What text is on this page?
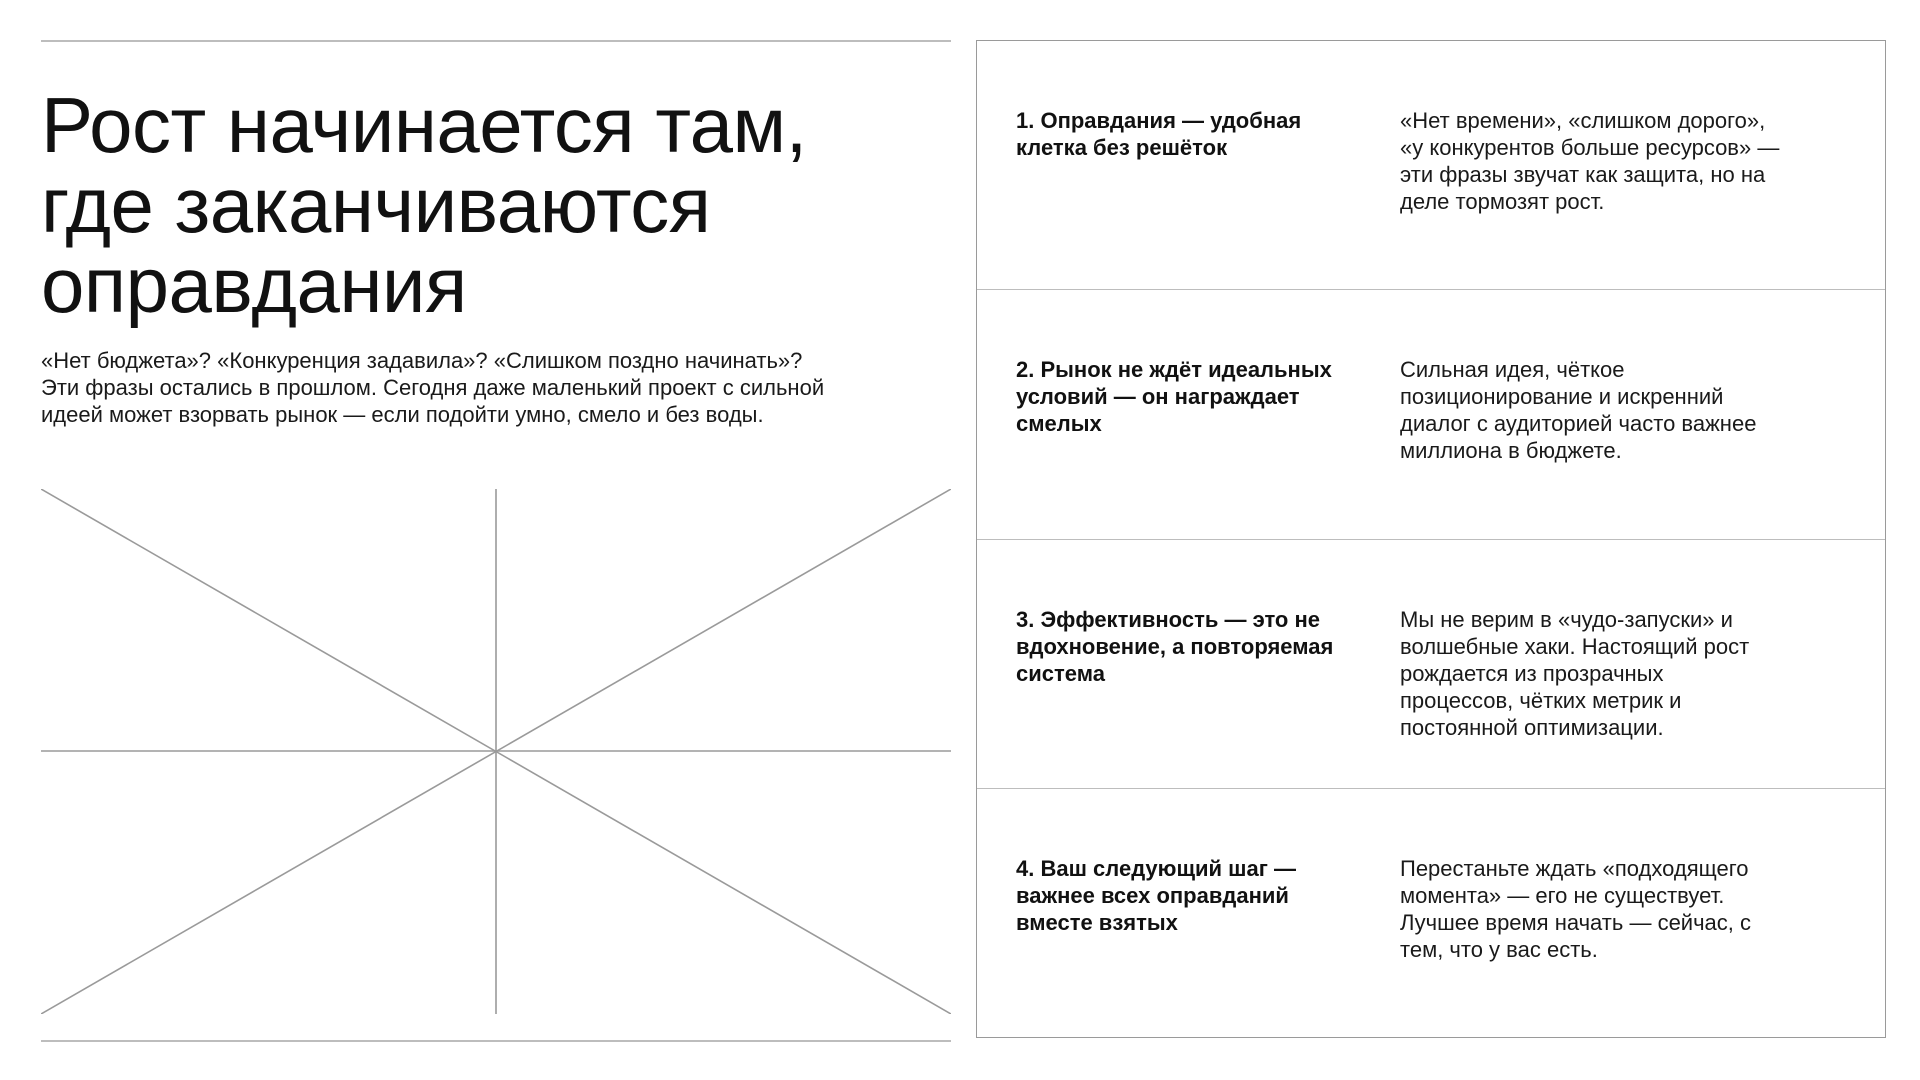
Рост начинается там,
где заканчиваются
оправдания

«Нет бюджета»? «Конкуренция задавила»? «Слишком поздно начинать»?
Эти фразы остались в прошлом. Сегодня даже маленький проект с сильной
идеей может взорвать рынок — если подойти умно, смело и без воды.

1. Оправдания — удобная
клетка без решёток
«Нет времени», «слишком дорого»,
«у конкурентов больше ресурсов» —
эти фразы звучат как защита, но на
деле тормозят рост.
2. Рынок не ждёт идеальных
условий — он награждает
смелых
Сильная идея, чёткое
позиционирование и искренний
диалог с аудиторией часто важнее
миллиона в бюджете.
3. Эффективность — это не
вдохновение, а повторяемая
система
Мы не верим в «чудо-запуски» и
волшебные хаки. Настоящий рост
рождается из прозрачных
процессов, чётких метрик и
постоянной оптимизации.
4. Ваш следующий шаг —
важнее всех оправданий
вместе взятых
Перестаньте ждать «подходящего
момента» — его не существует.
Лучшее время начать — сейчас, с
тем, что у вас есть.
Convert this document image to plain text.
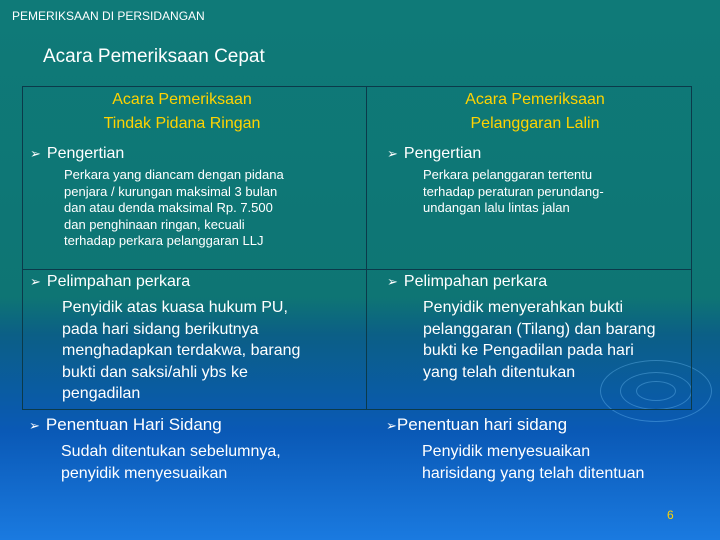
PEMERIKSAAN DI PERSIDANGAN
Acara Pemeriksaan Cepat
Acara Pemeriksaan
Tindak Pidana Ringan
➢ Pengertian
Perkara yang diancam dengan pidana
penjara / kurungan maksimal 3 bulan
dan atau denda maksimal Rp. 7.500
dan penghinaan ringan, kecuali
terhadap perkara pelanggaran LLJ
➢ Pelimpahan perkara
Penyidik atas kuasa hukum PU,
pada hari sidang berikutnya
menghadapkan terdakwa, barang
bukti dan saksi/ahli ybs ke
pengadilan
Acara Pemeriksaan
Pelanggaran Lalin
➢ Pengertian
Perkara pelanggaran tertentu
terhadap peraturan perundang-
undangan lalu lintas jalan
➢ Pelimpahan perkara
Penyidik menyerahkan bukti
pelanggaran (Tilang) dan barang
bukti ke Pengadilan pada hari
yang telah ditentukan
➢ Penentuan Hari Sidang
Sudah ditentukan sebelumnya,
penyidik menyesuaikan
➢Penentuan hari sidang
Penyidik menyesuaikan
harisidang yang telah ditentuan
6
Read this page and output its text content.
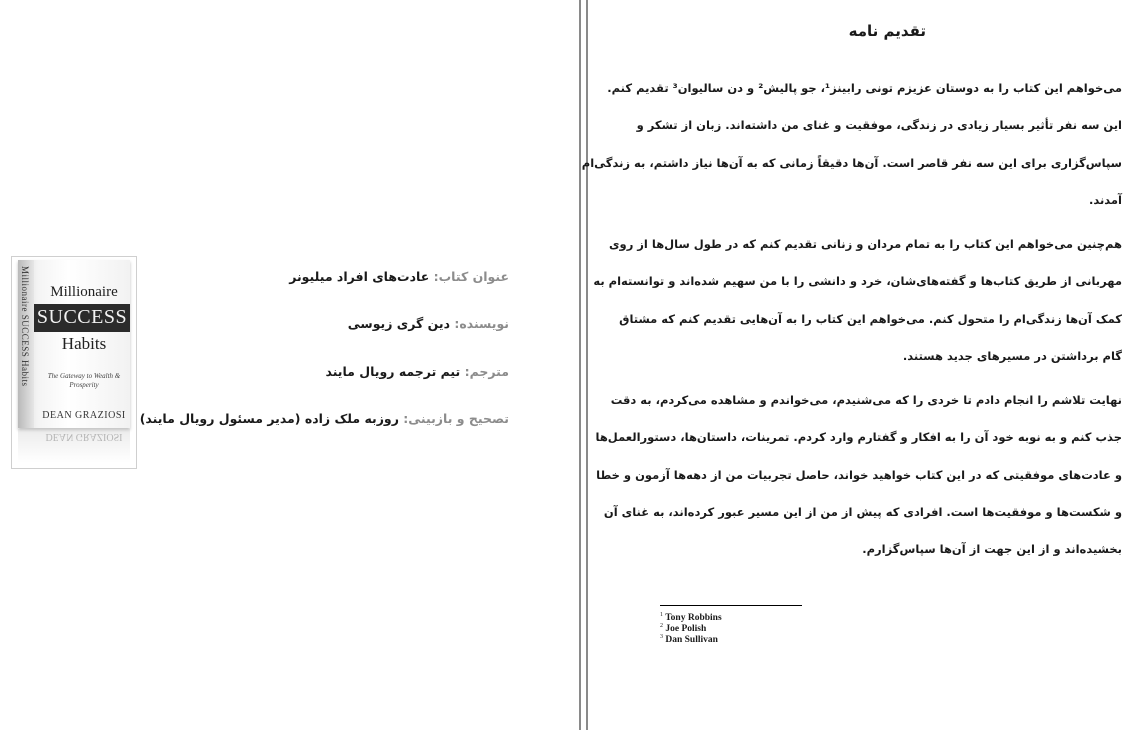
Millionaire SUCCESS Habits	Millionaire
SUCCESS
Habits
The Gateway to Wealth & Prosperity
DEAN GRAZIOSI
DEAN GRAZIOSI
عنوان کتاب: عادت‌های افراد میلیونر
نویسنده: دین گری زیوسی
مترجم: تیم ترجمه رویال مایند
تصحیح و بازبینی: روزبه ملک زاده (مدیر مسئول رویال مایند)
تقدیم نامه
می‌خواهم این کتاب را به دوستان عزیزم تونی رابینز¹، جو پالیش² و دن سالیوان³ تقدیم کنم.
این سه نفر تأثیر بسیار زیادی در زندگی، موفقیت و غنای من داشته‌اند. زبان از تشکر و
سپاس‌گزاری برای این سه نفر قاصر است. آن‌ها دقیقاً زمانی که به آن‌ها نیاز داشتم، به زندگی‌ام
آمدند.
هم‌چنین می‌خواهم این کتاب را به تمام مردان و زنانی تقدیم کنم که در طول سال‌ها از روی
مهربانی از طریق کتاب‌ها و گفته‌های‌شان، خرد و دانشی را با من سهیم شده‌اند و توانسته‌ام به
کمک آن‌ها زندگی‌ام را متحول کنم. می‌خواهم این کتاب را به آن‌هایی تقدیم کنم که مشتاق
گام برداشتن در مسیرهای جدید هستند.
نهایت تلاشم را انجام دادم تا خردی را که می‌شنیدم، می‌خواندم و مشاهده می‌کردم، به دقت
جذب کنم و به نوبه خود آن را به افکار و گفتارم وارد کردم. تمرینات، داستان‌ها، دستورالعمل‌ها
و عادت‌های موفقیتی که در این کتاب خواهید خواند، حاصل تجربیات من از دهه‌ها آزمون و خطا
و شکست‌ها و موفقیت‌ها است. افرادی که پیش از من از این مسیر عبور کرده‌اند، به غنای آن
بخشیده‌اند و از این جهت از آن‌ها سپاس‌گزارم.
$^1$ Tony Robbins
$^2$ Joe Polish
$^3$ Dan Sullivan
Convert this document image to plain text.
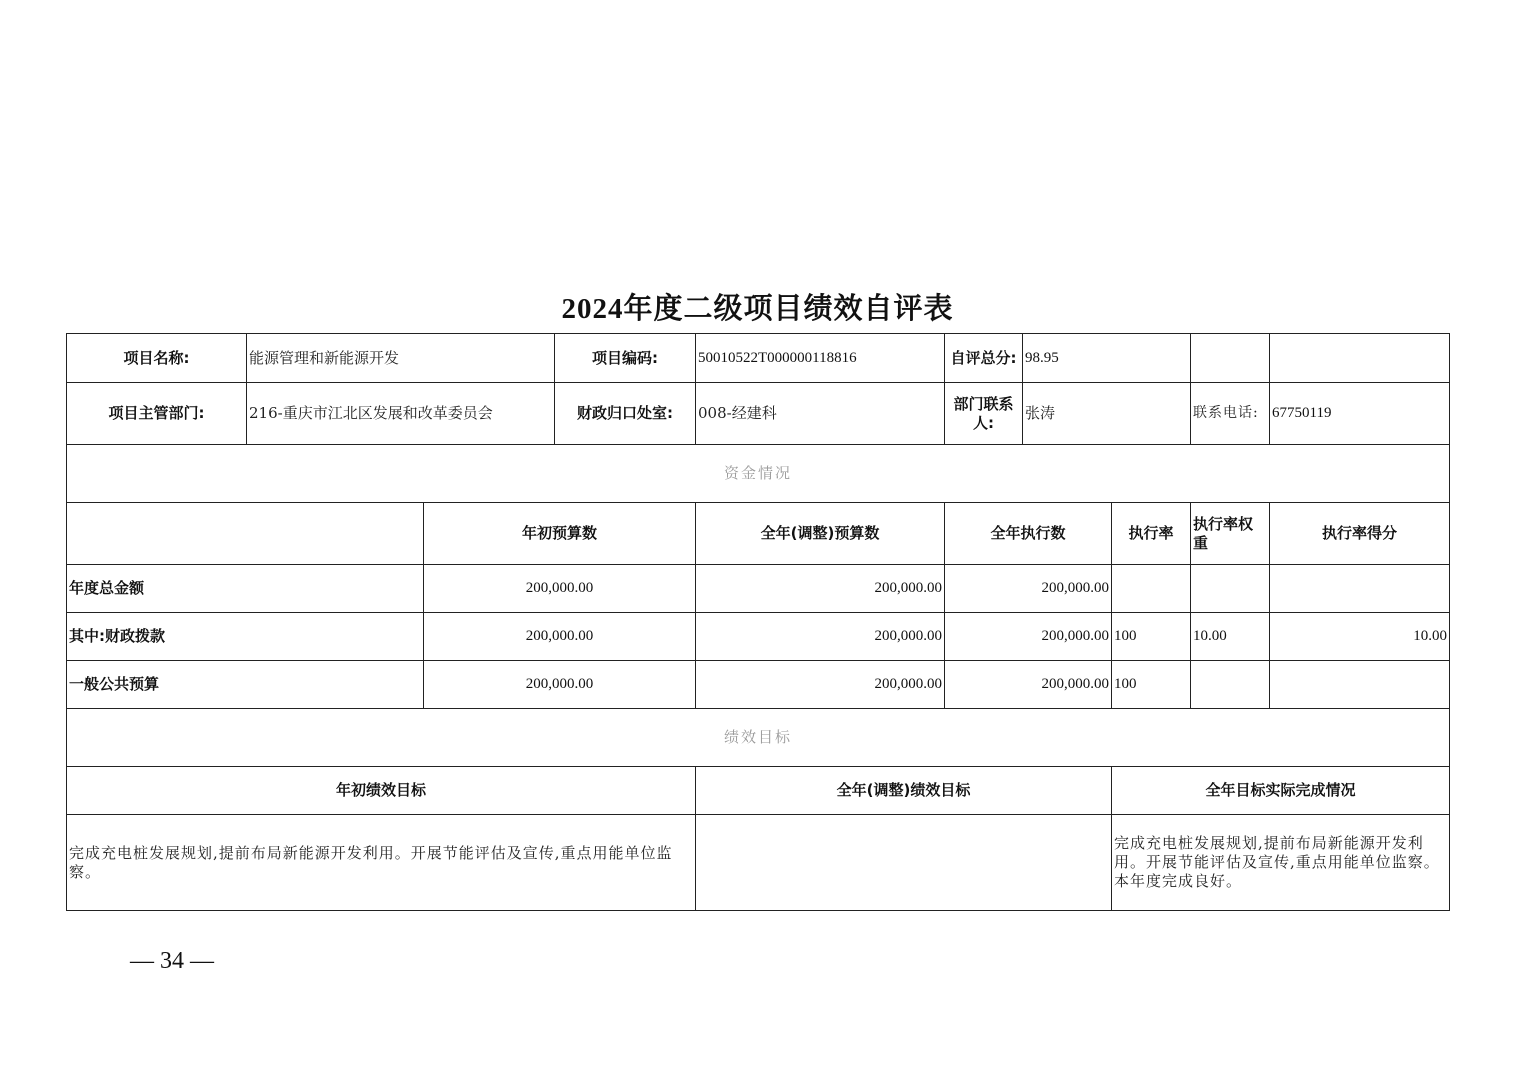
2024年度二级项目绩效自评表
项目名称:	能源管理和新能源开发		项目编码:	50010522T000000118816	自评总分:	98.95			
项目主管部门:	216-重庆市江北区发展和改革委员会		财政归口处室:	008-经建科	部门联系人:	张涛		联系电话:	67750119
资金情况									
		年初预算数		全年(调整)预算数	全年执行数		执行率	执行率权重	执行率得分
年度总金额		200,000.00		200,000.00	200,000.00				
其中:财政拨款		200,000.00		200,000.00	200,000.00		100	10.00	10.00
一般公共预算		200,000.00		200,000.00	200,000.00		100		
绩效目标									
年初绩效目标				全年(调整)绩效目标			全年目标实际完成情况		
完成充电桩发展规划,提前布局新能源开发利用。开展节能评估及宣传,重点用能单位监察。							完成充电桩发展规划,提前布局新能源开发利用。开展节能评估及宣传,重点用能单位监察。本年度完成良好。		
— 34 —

> [What to do]: Skip the pictures, then retype every line above exactly.

> [Exercise solution]:
What text is on this page?
Рост начинается там,
где заканчиваются
оправдания

«Нет бюджета»? «Конкуренция задавила»? «Слишком поздно начинать»?
Эти фразы остались в прошлом. Сегодня даже маленький проект с сильной
идеей может взорвать рынок — если подойти умно, смело и без воды.

1. Оправдания — удобная
клетка без решёток
«Нет времени», «слишком дорого»,
«у конкурентов больше ресурсов» —
эти фразы звучат как защита, но на
деле тормозят рост.
2. Рынок не ждёт идеальных
условий — он награждает
смелых
Сильная идея, чёткое
позиционирование и искренний
диалог с аудиторией часто важнее
миллиона в бюджете.
3. Эффективность — это не
вдохновение, а повторяемая
система
Мы не верим в «чудо-запуски» и
волшебные хаки. Настоящий рост
рождается из прозрачных
процессов, чётких метрик и
постоянной оптимизации.
4. Ваш следующий шаг —
важнее всех оправданий
вместе взятых
Перестаньте ждать «подходящего
момента» — его не существует.
Лучшее время начать — сейчас, с
тем, что у вас есть.
Convert this document image to plain text.
PEMERIKSAAN DI PERSIDANGAN
Acara Pemeriksaan Cepat
Acara Pemeriksaan
Tindak Pidana Ringan
➢ Pengertian
Perkara yang diancam dengan pidana
penjara / kurungan maksimal 3 bulan
dan atau denda maksimal Rp. 7.500
dan penghinaan ringan, kecuali
terhadap perkara pelanggaran LLJ
➢ Pelimpahan perkara
Penyidik atas kuasa hukum PU,
pada hari sidang berikutnya
menghadapkan terdakwa, barang
bukti dan saksi/ahli ybs ke
pengadilan
Acara Pemeriksaan
Pelanggaran Lalin
➢ Pengertian
Perkara pelanggaran tertentu
terhadap peraturan perundang-
undangan lalu lintas jalan
➢ Pelimpahan perkara
Penyidik menyerahkan bukti
pelanggaran (Tilang) dan barang
bukti ke Pengadilan pada hari
yang telah ditentukan
➢ Penentuan Hari Sidang
Sudah ditentukan sebelumnya,
penyidik menyesuaikan
➢Penentuan hari sidang
Penyidik menyesuaikan
harisidang yang telah ditentuan
6
Read this page and output its text content.
Millionaire SUCCESS Habits	Millionaire
SUCCESS
Habits
The Gateway to Wealth & Prosperity
DEAN GRAZIOSI
DEAN GRAZIOSI
عنوان کتاب: عادت‌های افراد میلیونر
نویسنده: دین گری زیوسی
مترجم: تیم ترجمه رویال مایند
تصحیح و بازبینی: روزبه ملک زاده (مدیر مسئول رویال مایند)
تقدیم نامه
می‌خواهم این کتاب را به دوستان عزیزم تونی رابینز¹، جو پالیش² و دن سالیوان³ تقدیم کنم.
این سه نفر تأثیر بسیار زیادی در زندگی، موفقیت و غنای من داشته‌اند. زبان از تشکر و
سپاس‌گزاری برای این سه نفر قاصر است. آن‌ها دقیقاً زمانی که به آن‌ها نیاز داشتم، به زندگی‌ام
آمدند.
هم‌چنین می‌خواهم این کتاب را به تمام مردان و زنانی تقدیم کنم که در طول سال‌ها از روی
مهربانی از طریق کتاب‌ها و گفته‌های‌شان، خرد و دانشی را با من سهیم شده‌اند و توانسته‌ام به
کمک آن‌ها زندگی‌ام را متحول کنم. می‌خواهم این کتاب را به آن‌هایی تقدیم کنم که مشتاق
گام برداشتن در مسیرهای جدید هستند.
نهایت تلاشم را انجام دادم تا خردی را که می‌شنیدم، می‌خواندم و مشاهده می‌کردم، به دقت
جذب کنم و به نوبه خود آن را به افکار و گفتارم وارد کردم. تمرینات، داستان‌ها، دستورالعمل‌ها
و عادت‌های موفقیتی که در این کتاب خواهید خواند، حاصل تجربیات من از دهه‌ها آزمون و خطا
و شکست‌ها و موفقیت‌ها است. افرادی که پیش از من از این مسیر عبور کرده‌اند، به غنای آن
بخشیده‌اند و از این جهت از آن‌ها سپاس‌گزارم.
$^1$ Tony Robbins
$^2$ Joe Polish
$^3$ Dan Sullivan
Convert this document image to plain text.
2024年度二级项目绩效自评表
项目名称:	能源管理和新能源开发		项目编码:	50010522T000000118816	自评总分:	98.95			
项目主管部门:	216-重庆市江北区发展和改革委员会		财政归口处室:	008-经建科	部门联系人:	张涛		联系电话:	67750119
资金情况									
		年初预算数		全年(调整)预算数	全年执行数		执行率	执行率权重	执行率得分
年度总金额		200,000.00		200,000.00	200,000.00				
其中:财政拨款		200,000.00		200,000.00	200,000.00		100	10.00	10.00
一般公共预算		200,000.00		200,000.00	200,000.00		100		
绩效目标									
年初绩效目标				全年(调整)绩效目标			全年目标实际完成情况		
完成充电桩发展规划,提前布局新能源开发利用。开展节能评估及宣传,重点用能单位监察。							完成充电桩发展规划,提前布局新能源开发利用。开展节能评估及宣传,重点用能单位监察。本年度完成良好。		
— 34 —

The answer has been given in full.